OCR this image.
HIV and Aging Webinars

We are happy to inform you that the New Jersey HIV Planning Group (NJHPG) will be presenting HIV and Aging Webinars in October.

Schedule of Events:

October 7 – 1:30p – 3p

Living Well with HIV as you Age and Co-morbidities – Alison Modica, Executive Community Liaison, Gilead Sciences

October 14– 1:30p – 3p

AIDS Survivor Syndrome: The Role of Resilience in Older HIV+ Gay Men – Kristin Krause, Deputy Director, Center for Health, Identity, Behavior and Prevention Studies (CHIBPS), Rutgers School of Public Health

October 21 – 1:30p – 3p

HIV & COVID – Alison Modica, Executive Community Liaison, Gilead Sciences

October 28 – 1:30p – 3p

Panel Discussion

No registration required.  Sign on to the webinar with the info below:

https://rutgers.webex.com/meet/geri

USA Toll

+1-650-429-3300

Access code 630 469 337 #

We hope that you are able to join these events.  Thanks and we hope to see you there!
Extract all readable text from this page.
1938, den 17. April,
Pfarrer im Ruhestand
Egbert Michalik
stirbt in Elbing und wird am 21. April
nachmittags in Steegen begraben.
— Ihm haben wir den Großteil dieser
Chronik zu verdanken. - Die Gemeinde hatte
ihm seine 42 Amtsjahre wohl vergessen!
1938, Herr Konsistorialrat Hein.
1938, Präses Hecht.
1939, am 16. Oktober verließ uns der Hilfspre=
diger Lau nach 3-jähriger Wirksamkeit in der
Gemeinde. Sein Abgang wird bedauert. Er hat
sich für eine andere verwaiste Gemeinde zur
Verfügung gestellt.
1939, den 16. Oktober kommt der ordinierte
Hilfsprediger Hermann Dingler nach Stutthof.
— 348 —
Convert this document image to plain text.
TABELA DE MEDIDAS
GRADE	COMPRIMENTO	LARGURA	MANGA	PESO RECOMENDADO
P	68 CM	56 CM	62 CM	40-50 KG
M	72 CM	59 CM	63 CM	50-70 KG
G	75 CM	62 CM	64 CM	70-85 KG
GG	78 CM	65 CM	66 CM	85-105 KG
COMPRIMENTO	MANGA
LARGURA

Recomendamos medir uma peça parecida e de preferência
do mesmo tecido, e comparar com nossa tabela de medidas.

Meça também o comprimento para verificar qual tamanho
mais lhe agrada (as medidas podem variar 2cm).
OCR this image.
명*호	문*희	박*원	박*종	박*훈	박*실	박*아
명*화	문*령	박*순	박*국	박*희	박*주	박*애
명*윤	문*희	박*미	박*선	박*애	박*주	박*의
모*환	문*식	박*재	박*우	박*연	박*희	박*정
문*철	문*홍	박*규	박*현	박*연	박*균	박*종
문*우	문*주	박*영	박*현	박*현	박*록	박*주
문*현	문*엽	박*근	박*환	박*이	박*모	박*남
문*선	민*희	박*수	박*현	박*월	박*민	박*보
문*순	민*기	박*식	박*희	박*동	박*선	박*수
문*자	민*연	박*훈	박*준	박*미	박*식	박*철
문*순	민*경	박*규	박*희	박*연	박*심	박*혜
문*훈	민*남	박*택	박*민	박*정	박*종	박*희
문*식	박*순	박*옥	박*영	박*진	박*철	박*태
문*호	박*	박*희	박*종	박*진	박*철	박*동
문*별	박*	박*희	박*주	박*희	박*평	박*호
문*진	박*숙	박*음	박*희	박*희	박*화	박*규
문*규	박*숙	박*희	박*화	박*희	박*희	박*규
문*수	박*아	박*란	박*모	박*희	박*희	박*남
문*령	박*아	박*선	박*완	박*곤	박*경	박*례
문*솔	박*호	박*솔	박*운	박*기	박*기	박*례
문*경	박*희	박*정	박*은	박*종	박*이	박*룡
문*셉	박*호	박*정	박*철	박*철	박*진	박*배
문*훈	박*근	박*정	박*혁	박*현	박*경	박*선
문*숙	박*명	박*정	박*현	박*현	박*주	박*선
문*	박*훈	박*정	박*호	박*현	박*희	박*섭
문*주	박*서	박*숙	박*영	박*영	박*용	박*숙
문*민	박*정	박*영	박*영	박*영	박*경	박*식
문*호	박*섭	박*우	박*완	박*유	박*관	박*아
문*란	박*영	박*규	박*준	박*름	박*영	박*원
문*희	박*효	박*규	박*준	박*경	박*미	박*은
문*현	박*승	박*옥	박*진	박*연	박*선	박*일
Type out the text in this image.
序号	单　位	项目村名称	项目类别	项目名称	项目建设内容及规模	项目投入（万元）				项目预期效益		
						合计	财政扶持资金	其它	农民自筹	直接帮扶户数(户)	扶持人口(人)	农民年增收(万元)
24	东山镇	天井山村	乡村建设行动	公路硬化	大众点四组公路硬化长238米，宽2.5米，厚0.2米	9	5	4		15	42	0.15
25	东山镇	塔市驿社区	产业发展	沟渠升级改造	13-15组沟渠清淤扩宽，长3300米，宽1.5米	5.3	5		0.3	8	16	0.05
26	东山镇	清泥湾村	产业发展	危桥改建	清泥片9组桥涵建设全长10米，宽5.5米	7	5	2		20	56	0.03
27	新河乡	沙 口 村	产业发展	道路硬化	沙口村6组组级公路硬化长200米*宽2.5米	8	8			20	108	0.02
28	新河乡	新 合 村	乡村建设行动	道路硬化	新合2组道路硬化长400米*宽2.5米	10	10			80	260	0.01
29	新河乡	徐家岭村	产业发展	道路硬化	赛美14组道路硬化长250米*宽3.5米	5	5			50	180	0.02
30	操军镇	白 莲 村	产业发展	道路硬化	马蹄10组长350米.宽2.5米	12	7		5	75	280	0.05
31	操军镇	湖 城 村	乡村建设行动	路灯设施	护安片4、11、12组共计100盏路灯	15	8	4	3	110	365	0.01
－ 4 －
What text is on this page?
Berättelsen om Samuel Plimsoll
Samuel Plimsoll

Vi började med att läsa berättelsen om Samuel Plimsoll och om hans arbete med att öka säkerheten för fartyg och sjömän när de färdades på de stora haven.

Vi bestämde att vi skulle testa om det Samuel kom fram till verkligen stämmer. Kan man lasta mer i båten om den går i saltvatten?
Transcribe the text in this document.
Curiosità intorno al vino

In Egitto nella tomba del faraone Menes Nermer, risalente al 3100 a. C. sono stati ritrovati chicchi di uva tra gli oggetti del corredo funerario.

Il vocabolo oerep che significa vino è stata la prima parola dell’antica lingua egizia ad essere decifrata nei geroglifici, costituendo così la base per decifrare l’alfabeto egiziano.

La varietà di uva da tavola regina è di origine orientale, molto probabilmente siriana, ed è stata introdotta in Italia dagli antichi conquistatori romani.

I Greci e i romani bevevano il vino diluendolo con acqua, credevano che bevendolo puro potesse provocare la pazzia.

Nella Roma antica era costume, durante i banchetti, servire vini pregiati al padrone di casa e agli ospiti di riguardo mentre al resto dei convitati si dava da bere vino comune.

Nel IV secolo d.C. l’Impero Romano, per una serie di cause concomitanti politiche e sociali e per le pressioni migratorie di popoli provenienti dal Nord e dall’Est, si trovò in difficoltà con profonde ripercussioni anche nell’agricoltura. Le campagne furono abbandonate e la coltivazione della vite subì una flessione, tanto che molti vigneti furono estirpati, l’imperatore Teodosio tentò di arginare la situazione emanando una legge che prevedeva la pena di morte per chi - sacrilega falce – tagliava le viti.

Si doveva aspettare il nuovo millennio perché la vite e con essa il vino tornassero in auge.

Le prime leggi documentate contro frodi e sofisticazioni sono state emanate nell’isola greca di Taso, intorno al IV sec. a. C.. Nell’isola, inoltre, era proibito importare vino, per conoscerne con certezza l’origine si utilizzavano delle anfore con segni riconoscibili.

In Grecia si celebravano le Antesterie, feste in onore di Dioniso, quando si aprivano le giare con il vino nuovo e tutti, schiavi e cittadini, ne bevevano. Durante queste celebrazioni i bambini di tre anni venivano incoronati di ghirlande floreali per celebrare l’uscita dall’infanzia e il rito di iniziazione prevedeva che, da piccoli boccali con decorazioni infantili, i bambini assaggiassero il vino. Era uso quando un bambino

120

═══

Only the number is wanted: count the lines of the records that hold the word "this".

7